═════ Record list
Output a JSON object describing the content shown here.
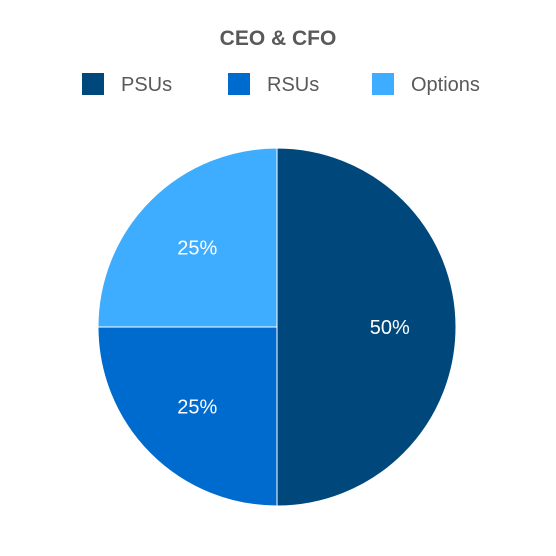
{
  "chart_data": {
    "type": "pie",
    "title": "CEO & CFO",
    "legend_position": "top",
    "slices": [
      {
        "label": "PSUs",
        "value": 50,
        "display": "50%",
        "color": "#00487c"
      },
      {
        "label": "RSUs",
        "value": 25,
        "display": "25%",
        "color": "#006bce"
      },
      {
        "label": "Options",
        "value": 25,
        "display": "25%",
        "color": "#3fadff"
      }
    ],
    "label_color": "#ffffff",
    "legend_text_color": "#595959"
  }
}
══════════
▶ _Task goal_:
Transcribe the complete set of entries verbatim. No pictures belong in the copy.

▶ _Result for this task_:
Output a JSON object describing the content shown here.
{
  "chart_data": {
    "type": "pie",
    "title": "CEO & CFO",
    "legend_position": "top",
    "slices": [
      {
        "label": "PSUs",
        "value": 50,
        "display": "50%",
        "color": "#00487c"
      },
      {
        "label": "RSUs",
        "value": 25,
        "display": "25%",
        "color": "#006bce"
      },
      {
        "label": "Options",
        "value": 25,
        "display": "25%",
        "color": "#3fadff"
      }
    ],
    "label_color": "#ffffff",
    "legend_text_color": "#595959"
  }
}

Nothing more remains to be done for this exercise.